-- START Records to process --
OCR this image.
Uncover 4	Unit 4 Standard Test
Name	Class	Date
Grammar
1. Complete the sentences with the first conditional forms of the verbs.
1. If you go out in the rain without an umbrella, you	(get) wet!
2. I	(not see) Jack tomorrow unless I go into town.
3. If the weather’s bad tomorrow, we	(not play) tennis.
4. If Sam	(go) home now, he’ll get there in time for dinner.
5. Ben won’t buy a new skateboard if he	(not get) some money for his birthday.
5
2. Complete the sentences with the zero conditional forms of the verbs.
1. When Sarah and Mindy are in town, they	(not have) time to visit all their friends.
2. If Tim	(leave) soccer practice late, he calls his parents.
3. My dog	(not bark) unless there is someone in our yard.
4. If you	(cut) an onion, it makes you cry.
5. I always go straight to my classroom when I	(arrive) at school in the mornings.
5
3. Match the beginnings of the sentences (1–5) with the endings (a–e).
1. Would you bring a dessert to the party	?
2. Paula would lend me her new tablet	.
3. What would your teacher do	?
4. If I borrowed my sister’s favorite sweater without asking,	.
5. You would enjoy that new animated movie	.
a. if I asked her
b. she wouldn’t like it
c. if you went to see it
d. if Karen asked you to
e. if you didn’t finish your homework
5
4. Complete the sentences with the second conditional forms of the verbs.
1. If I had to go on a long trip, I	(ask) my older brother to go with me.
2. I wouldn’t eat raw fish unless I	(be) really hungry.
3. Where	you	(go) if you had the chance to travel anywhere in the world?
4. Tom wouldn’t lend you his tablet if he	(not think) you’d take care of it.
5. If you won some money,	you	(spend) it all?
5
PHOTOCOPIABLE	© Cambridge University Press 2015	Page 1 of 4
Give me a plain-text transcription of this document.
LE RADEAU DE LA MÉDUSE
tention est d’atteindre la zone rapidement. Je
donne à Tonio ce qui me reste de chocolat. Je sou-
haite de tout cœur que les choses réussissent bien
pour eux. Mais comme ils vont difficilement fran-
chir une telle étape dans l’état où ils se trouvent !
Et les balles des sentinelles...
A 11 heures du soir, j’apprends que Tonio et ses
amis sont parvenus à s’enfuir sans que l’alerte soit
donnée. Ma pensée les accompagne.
-- END Records to process --
## Problem details
Reproduce the complete data exactly as presented above.

## Finished task
OCR this image.
Uncover 4	Unit 4 Standard Test
Name	Class	Date
Grammar
1. Complete the sentences with the first conditional forms of the verbs.
1. If you go out in the rain without an umbrella, you	(get) wet!
2. I	(not see) Jack tomorrow unless I go into town.
3. If the weather’s bad tomorrow, we	(not play) tennis.
4. If Sam	(go) home now, he’ll get there in time for dinner.
5. Ben won’t buy a new skateboard if he	(not get) some money for his birthday.
5
2. Complete the sentences with the zero conditional forms of the verbs.
1. When Sarah and Mindy are in town, they	(not have) time to visit all their friends.
2. If Tim	(leave) soccer practice late, he calls his parents.
3. My dog	(not bark) unless there is someone in our yard.
4. If you	(cut) an onion, it makes you cry.
5. I always go straight to my classroom when I	(arrive) at school in the mornings.
5
3. Match the beginnings of the sentences (1–5) with the endings (a–e).
1. Would you bring a dessert to the party	?
2. Paula would lend me her new tablet	.
3. What would your teacher do	?
4. If I borrowed my sister’s favorite sweater without asking,	.
5. You would enjoy that new animated movie	.
a. if I asked her
b. she wouldn’t like it
c. if you went to see it
d. if Karen asked you to
e. if you didn’t finish your homework
5
4. Complete the sentences with the second conditional forms of the verbs.
1. If I had to go on a long trip, I	(ask) my older brother to go with me.
2. I wouldn’t eat raw fish unless I	(be) really hungry.
3. Where	you	(go) if you had the chance to travel anywhere in the world?
4. Tom wouldn’t lend you his tablet if he	(not think) you’d take care of it.
5. If you won some money,	you	(spend) it all?
5
PHOTOCOPIABLE	© Cambridge University Press 2015	Page 1 of 4
Give me a plain-text transcription of this document.
LE RADEAU DE LA MÉDUSE
tention est d’atteindre la zone rapidement. Je
donne à Tonio ce qui me reste de chocolat. Je sou-
haite de tout cœur que les choses réussissent bien
pour eux. Mais comme ils vont difficilement fran-
chir une telle étape dans l’état où ils se trouvent !
Et les balles des sentinelles...
A 11 heures du soir, j’apprends que Tonio et ses
amis sont parvenus à s’enfuir sans que l’alerte soit
donnée. Ma pensée les accompagne.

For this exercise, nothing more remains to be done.